> _EXERCISE DESCRIPTION_
From the entries that follow, list every line in which the string "Persoane" appears.

> _EXTRACTED ENTRIES_
--- Start ---

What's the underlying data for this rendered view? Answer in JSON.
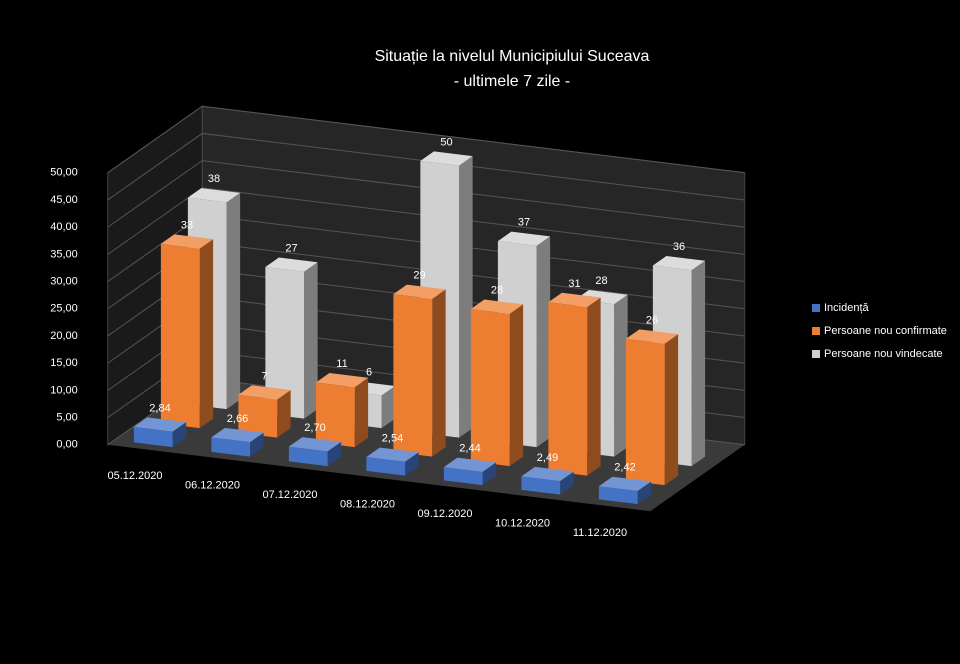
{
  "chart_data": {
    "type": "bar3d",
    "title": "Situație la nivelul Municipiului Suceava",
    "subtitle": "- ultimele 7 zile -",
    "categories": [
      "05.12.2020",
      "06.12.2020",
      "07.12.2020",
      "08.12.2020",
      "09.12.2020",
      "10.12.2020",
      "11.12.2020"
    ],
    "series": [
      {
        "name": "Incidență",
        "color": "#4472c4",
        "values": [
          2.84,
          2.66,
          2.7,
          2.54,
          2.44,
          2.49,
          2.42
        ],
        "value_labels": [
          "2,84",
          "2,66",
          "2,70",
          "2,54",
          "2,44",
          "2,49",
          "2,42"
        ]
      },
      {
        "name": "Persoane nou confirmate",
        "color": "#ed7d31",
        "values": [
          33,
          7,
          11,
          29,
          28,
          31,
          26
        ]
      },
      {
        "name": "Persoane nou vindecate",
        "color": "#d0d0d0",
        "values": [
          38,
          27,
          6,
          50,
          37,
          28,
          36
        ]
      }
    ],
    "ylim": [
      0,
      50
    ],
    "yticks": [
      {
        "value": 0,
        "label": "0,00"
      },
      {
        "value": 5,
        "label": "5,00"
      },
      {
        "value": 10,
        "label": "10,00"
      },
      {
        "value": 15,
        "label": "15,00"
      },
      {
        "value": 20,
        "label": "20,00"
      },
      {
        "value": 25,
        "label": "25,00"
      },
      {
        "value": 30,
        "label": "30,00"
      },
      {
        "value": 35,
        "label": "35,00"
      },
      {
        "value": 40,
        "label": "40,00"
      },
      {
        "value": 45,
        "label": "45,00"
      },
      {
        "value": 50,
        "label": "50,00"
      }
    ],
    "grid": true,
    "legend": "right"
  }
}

--- End ---

> _PROBLEM SOLUTION_
        "name": "Persoane nou confirmate",
        "name": "Persoane nou vindecate",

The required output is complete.